Start of EXERCISE INPUT
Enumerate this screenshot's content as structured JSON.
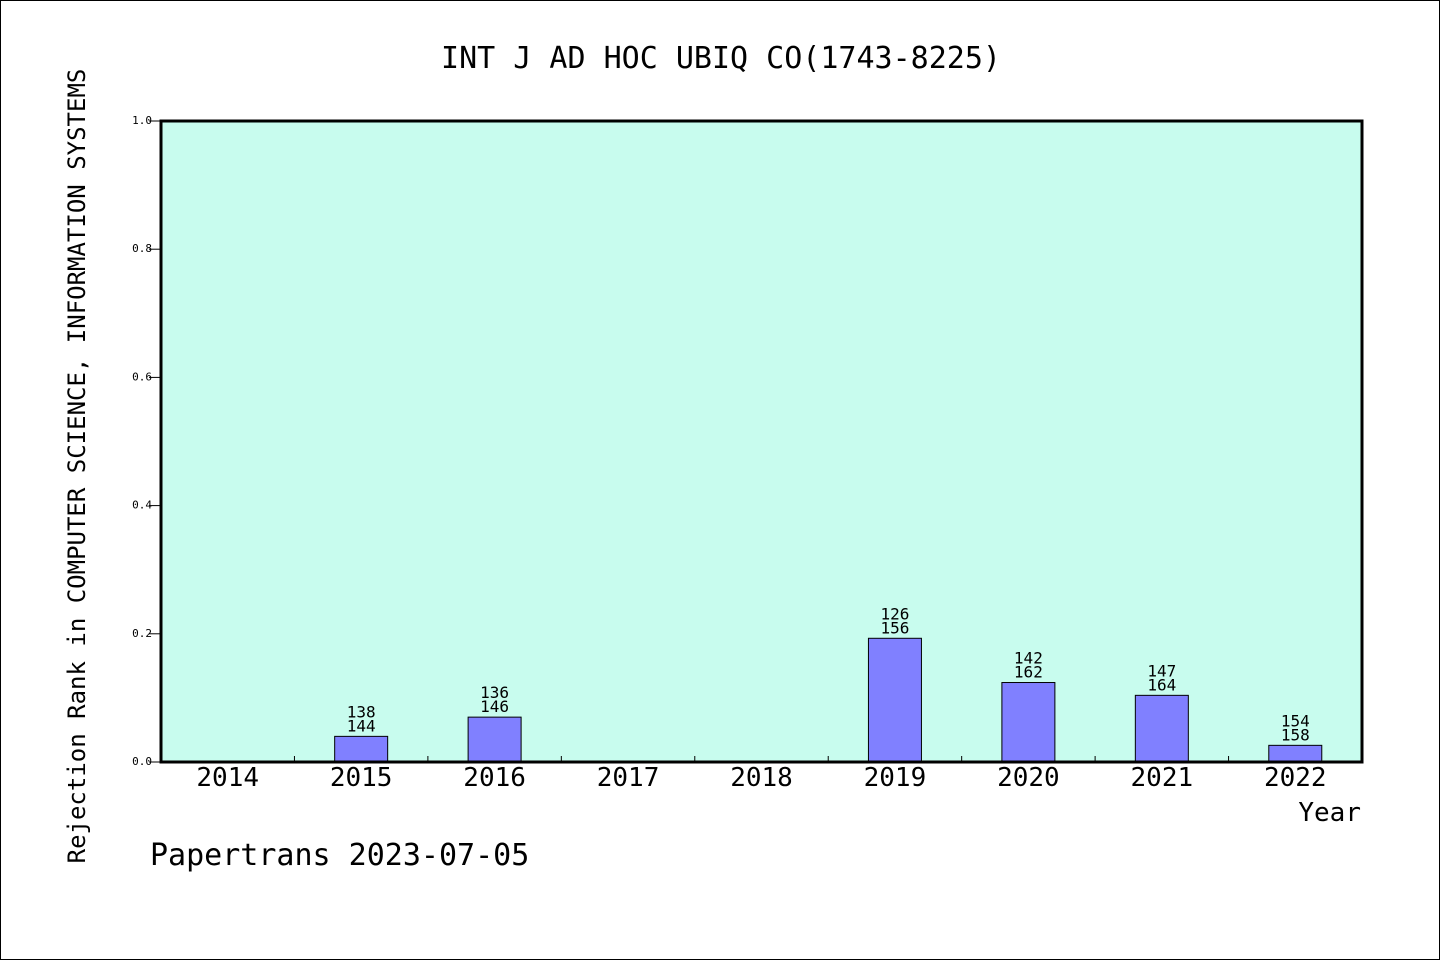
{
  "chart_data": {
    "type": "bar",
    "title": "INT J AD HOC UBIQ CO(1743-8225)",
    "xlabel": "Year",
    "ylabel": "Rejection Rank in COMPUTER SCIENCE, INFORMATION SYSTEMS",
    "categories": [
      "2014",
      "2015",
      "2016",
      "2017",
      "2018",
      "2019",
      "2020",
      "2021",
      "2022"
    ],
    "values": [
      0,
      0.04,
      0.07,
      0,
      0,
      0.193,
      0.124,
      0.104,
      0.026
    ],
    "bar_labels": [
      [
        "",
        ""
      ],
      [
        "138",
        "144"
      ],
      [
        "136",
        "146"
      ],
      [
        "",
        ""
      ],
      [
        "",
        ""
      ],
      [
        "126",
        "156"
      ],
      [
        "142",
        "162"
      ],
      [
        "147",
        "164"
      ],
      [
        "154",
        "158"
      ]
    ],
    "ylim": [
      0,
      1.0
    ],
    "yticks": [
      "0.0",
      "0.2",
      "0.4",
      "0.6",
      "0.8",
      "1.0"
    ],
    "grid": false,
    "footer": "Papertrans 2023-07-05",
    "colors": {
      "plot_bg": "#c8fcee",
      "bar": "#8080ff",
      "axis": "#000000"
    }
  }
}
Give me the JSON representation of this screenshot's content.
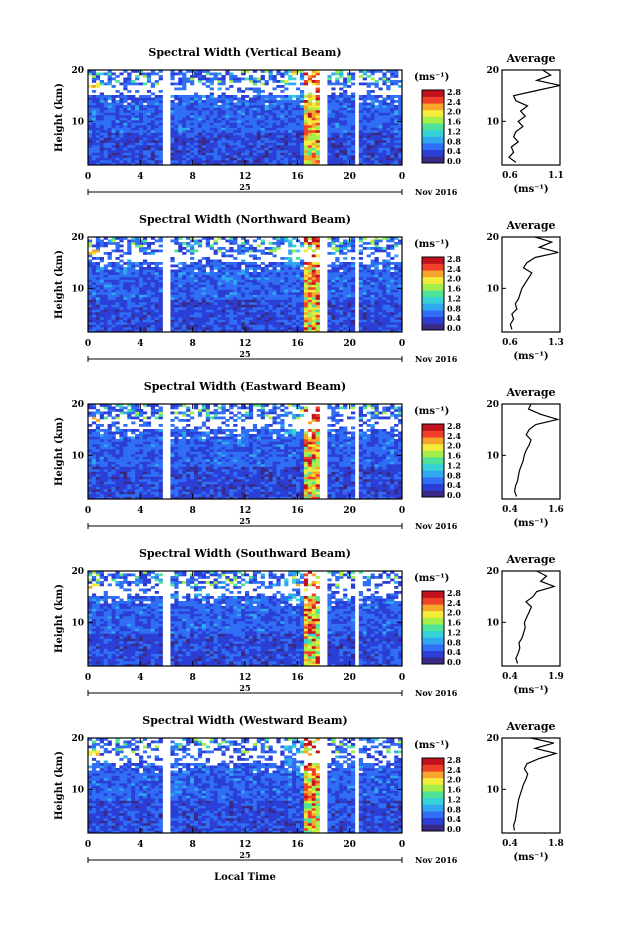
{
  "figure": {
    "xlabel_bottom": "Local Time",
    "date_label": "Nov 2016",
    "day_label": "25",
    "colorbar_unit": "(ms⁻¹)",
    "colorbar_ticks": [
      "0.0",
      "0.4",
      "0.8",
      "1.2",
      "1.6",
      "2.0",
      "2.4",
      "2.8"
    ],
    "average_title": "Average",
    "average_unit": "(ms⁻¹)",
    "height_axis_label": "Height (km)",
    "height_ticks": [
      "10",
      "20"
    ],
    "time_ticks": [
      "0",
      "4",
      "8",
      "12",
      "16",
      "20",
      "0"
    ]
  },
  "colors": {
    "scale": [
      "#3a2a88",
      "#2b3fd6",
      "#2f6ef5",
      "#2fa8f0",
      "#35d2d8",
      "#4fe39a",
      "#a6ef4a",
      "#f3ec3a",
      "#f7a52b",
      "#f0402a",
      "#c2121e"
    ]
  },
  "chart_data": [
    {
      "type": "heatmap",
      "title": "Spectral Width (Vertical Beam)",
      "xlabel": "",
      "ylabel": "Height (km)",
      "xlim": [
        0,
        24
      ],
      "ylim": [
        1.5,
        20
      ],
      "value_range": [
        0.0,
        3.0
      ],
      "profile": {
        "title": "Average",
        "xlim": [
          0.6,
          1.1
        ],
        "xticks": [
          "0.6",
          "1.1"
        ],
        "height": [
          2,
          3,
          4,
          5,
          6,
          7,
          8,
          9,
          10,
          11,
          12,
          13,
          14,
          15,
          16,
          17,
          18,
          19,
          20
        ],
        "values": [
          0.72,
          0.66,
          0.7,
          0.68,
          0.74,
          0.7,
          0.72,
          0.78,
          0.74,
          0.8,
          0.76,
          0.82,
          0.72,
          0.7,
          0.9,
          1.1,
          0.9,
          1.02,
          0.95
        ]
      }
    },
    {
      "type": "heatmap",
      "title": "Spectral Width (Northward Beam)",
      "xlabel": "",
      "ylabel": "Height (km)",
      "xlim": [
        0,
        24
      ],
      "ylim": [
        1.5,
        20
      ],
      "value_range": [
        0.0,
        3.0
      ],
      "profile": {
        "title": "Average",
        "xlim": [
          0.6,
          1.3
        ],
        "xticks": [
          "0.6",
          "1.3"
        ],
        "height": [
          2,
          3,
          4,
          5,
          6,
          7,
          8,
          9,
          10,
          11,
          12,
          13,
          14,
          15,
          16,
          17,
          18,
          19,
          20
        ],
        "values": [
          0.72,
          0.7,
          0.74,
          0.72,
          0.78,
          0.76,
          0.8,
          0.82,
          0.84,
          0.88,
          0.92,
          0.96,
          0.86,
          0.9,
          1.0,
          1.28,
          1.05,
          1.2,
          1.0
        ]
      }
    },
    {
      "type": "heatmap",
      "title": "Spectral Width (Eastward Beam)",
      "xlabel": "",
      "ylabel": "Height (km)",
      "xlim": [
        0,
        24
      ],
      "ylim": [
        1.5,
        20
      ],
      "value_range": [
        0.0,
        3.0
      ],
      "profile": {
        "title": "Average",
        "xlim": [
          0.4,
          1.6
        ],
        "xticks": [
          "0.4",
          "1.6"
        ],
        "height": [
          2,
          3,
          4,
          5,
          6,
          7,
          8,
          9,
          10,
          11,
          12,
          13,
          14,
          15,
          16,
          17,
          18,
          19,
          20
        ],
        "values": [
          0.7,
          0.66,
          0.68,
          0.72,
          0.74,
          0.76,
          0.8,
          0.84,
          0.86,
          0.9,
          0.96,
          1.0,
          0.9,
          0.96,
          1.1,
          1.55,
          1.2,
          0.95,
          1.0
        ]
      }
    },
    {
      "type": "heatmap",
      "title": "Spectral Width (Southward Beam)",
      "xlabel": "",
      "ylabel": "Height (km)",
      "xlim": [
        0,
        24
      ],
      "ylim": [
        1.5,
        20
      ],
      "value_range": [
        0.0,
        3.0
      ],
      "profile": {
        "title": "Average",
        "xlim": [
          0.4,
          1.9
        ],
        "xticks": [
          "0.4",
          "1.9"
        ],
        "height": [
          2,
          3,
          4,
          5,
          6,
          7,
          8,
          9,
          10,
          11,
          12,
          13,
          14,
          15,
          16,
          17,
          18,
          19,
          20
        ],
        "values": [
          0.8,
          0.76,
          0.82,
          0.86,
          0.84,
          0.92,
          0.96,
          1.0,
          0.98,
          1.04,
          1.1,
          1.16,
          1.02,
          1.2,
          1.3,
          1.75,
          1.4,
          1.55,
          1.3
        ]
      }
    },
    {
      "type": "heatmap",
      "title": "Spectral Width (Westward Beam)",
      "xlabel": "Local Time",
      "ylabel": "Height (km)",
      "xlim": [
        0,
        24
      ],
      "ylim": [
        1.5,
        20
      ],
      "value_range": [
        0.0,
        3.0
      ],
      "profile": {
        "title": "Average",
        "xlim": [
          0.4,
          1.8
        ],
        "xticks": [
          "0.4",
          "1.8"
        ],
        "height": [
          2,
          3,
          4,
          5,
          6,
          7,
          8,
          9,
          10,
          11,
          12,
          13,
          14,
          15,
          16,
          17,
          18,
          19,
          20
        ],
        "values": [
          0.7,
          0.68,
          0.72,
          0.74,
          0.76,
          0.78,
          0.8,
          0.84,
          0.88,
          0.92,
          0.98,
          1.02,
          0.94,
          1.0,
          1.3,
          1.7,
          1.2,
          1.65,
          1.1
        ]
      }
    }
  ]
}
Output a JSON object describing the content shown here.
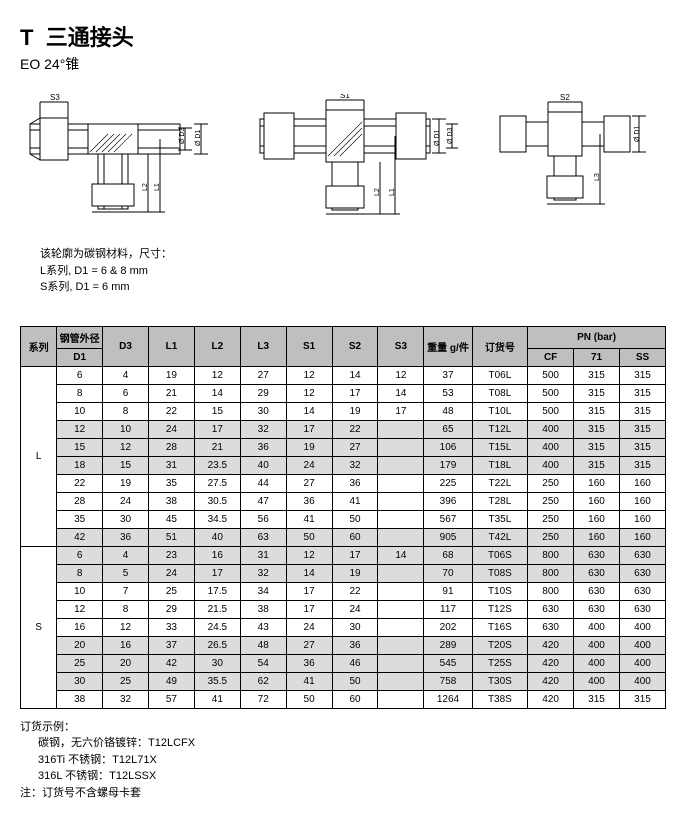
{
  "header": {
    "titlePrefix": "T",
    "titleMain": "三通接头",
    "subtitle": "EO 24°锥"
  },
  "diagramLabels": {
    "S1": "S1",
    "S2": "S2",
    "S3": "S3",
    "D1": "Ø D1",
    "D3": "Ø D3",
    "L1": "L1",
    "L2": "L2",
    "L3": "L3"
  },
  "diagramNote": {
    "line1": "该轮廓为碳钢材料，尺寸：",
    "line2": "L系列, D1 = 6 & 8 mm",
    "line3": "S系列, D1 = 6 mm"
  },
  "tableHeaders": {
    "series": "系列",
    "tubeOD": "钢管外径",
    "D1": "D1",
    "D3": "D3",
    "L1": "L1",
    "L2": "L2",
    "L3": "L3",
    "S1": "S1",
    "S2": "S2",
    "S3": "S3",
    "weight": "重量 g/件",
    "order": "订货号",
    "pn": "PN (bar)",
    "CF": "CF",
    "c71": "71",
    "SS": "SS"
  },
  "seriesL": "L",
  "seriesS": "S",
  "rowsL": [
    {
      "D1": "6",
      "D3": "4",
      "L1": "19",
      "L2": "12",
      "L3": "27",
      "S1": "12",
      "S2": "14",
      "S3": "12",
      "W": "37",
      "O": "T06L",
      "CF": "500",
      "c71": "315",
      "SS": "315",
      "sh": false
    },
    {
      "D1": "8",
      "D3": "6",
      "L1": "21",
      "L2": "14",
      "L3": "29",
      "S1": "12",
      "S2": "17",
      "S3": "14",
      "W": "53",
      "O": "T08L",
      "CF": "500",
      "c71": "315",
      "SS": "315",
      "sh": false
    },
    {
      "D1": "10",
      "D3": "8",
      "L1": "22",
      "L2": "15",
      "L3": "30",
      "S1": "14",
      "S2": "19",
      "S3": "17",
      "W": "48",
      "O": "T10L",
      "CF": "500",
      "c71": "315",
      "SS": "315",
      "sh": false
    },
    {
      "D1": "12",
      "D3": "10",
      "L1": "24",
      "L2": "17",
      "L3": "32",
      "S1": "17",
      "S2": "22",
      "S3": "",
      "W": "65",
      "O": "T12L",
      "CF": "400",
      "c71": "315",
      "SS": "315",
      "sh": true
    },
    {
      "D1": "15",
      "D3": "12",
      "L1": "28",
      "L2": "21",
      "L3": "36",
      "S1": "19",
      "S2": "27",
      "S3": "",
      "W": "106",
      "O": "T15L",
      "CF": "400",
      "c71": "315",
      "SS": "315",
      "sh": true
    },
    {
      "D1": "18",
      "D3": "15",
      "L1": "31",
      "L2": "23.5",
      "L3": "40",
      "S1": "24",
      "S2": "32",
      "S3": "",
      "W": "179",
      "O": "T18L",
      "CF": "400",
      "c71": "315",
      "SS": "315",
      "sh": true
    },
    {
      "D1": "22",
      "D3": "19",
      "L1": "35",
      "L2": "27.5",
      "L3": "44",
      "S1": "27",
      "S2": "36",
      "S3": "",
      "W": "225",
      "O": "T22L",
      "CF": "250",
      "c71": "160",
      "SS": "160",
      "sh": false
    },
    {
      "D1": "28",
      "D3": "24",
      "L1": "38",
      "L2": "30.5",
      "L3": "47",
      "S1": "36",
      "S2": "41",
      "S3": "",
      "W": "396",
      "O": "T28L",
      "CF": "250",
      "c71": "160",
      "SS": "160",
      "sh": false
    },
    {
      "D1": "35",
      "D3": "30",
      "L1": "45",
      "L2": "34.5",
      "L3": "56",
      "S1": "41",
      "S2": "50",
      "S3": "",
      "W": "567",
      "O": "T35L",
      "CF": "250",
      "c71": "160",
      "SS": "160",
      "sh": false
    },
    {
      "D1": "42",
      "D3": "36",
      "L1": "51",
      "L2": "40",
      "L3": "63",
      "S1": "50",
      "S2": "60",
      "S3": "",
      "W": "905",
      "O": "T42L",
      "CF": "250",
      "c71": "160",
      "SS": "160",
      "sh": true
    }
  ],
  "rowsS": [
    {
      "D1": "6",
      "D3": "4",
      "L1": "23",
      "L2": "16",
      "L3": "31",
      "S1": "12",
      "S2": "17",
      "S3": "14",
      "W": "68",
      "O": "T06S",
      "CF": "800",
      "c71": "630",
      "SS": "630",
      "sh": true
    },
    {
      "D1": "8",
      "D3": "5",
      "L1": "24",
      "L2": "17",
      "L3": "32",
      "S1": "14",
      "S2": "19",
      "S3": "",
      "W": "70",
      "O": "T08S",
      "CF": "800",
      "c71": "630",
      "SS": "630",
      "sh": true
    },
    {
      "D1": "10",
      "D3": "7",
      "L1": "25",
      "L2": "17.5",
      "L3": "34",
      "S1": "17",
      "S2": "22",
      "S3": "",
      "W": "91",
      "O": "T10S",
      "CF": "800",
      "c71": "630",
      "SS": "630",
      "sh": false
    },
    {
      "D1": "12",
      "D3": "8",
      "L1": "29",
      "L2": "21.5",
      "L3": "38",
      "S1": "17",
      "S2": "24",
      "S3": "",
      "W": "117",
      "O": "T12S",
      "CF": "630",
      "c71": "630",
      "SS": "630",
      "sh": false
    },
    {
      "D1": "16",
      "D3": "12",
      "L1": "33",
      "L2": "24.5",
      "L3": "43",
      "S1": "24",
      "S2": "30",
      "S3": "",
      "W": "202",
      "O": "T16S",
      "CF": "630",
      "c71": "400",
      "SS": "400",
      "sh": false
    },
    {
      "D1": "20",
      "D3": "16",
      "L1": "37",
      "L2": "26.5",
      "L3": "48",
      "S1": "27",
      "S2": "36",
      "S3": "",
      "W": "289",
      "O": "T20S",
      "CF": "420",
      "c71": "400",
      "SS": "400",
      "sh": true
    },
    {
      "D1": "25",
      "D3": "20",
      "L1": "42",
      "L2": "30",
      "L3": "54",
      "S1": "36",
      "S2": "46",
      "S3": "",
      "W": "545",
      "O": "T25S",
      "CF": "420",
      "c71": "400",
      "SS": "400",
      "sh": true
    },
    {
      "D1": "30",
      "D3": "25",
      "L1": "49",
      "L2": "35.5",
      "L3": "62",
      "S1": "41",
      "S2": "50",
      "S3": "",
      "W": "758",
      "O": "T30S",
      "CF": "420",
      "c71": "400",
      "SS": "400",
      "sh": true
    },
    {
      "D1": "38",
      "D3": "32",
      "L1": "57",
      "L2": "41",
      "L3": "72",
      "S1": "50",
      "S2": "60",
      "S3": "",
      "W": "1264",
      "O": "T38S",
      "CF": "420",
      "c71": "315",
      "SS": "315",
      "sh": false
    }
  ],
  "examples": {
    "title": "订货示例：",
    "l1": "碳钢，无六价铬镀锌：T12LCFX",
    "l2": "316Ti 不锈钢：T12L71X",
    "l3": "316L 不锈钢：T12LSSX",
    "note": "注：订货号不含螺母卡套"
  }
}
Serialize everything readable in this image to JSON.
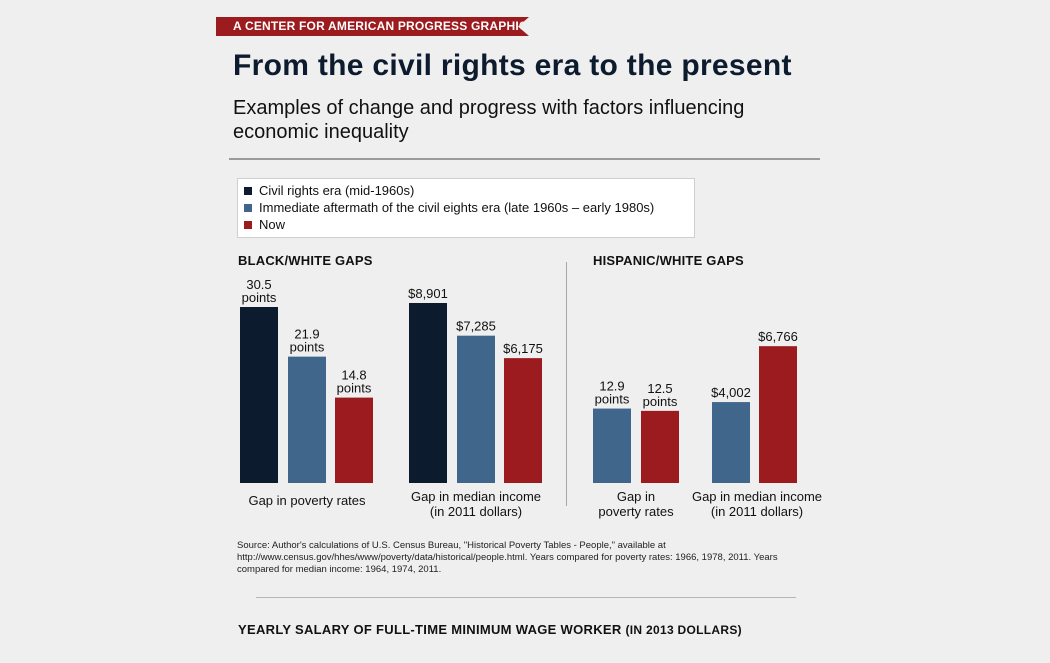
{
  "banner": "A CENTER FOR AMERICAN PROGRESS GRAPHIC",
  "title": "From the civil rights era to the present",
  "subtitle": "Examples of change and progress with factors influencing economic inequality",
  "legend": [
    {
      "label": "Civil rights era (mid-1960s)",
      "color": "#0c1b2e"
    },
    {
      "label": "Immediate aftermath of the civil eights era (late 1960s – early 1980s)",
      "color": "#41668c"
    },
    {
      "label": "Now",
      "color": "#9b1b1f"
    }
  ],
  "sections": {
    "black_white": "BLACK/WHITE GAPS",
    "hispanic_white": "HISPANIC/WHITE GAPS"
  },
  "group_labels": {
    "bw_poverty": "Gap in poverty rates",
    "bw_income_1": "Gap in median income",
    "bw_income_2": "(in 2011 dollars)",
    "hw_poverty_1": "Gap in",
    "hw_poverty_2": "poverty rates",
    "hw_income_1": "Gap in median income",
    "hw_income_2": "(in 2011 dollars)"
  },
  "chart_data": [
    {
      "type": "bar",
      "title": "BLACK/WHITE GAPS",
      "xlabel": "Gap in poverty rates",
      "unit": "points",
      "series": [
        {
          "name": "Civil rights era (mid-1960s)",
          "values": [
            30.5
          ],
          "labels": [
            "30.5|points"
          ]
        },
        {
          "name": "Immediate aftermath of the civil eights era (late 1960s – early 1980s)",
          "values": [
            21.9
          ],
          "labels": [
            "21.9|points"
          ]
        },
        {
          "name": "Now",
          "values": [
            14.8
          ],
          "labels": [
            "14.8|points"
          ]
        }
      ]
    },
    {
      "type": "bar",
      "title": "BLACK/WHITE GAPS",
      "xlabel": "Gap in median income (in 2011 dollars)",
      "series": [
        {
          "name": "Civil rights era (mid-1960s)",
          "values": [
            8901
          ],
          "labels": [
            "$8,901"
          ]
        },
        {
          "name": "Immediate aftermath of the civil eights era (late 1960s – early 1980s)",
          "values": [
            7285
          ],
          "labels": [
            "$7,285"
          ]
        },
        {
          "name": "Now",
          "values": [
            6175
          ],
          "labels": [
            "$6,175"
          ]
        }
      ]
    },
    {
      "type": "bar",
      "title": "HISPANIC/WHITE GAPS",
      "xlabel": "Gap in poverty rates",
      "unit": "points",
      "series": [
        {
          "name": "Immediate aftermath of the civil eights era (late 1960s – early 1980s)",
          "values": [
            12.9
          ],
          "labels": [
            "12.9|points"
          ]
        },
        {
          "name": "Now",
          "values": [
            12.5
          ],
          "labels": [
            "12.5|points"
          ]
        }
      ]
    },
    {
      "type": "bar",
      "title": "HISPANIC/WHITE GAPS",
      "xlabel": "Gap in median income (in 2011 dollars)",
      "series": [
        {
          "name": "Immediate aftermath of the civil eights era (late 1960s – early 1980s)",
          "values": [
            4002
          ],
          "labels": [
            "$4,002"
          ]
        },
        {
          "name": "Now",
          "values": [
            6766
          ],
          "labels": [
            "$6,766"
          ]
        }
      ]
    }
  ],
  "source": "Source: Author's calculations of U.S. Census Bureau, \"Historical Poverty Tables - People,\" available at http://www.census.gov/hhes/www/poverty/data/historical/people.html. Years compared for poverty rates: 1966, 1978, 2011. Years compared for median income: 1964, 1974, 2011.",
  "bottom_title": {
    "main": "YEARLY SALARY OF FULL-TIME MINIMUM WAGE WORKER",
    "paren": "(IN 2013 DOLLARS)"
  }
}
End of EXERCISE INPUT
* [BRIEF] Copy out each line of the entries that holds "subtitle".

* [RIGHT ANSWER]
    "subtitle": "EO 24°锥"
  "subtitle": "Examples of change and progress with factors influencing economic inequality",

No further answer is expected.